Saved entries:
+-------+
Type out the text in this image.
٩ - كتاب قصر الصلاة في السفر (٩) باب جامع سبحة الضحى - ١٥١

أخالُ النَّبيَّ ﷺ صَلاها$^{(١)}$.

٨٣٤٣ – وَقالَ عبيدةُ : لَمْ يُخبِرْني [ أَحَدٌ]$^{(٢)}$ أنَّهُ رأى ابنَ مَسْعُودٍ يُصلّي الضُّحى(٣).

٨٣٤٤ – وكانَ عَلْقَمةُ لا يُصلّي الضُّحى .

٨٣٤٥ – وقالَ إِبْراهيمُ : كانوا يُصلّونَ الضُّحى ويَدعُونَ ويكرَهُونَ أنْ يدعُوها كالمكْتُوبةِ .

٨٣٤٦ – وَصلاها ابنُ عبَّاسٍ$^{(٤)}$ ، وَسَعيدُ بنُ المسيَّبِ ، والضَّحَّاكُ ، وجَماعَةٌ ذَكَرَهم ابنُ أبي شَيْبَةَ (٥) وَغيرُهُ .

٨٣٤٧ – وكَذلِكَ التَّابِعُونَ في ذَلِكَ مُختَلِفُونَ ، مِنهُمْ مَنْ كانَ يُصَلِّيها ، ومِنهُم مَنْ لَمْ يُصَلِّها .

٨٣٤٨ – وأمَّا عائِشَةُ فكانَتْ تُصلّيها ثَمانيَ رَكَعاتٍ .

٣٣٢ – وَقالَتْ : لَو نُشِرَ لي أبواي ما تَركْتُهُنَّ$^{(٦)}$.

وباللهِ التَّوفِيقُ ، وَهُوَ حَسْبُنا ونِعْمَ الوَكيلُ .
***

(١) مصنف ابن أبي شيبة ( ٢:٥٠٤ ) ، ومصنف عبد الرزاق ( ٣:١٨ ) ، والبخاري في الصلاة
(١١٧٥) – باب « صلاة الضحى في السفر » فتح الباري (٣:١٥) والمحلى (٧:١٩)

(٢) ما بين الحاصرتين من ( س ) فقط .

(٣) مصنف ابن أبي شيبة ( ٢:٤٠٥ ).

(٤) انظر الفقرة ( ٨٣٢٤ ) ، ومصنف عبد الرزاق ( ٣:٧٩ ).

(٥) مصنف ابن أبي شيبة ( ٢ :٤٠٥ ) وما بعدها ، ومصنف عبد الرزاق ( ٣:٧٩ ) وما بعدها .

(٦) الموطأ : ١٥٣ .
+-------+
Quote all of the entries exactly as they appear.

### COMPLETE RESPONSE
Type out the text in this image.
٩ - كتاب قصر الصلاة في السفر (٩) باب جامع سبحة الضحى - ١٥١

أخالُ النَّبيَّ ﷺ صَلاها$^{(١)}$.

٨٣٤٣ – وَقالَ عبيدةُ : لَمْ يُخبِرْني [ أَحَدٌ]$^{(٢)}$ أنَّهُ رأى ابنَ مَسْعُودٍ يُصلّي الضُّحى(٣).

٨٣٤٤ – وكانَ عَلْقَمةُ لا يُصلّي الضُّحى .

٨٣٤٥ – وقالَ إِبْراهيمُ : كانوا يُصلّونَ الضُّحى ويَدعُونَ ويكرَهُونَ أنْ يدعُوها كالمكْتُوبةِ .

٨٣٤٦ – وَصلاها ابنُ عبَّاسٍ$^{(٤)}$ ، وَسَعيدُ بنُ المسيَّبِ ، والضَّحَّاكُ ، وجَماعَةٌ ذَكَرَهم ابنُ أبي شَيْبَةَ (٥) وَغيرُهُ .

٨٣٤٧ – وكَذلِكَ التَّابِعُونَ في ذَلِكَ مُختَلِفُونَ ، مِنهُمْ مَنْ كانَ يُصَلِّيها ، ومِنهُم مَنْ لَمْ يُصَلِّها .

٨٣٤٨ – وأمَّا عائِشَةُ فكانَتْ تُصلّيها ثَمانيَ رَكَعاتٍ .

٣٣٢ – وَقالَتْ : لَو نُشِرَ لي أبواي ما تَركْتُهُنَّ$^{(٦)}$.

وباللهِ التَّوفِيقُ ، وَهُوَ حَسْبُنا ونِعْمَ الوَكيلُ .
***

(١) مصنف ابن أبي شيبة ( ٢:٥٠٤ ) ، ومصنف عبد الرزاق ( ٣:١٨ ) ، والبخاري في الصلاة
(١١٧٥) – باب « صلاة الضحى في السفر » فتح الباري (٣:١٥) والمحلى (٧:١٩)

(٢) ما بين الحاصرتين من ( س ) فقط .

(٣) مصنف ابن أبي شيبة ( ٢:٤٠٥ ).

(٤) انظر الفقرة ( ٨٣٢٤ ) ، ومصنف عبد الرزاق ( ٣:٧٩ ).

(٥) مصنف ابن أبي شيبة ( ٢ :٤٠٥ ) وما بعدها ، ومصنف عبد الرزاق ( ٣:٧٩ ) وما بعدها .

(٦) الموطأ : ١٥٣ .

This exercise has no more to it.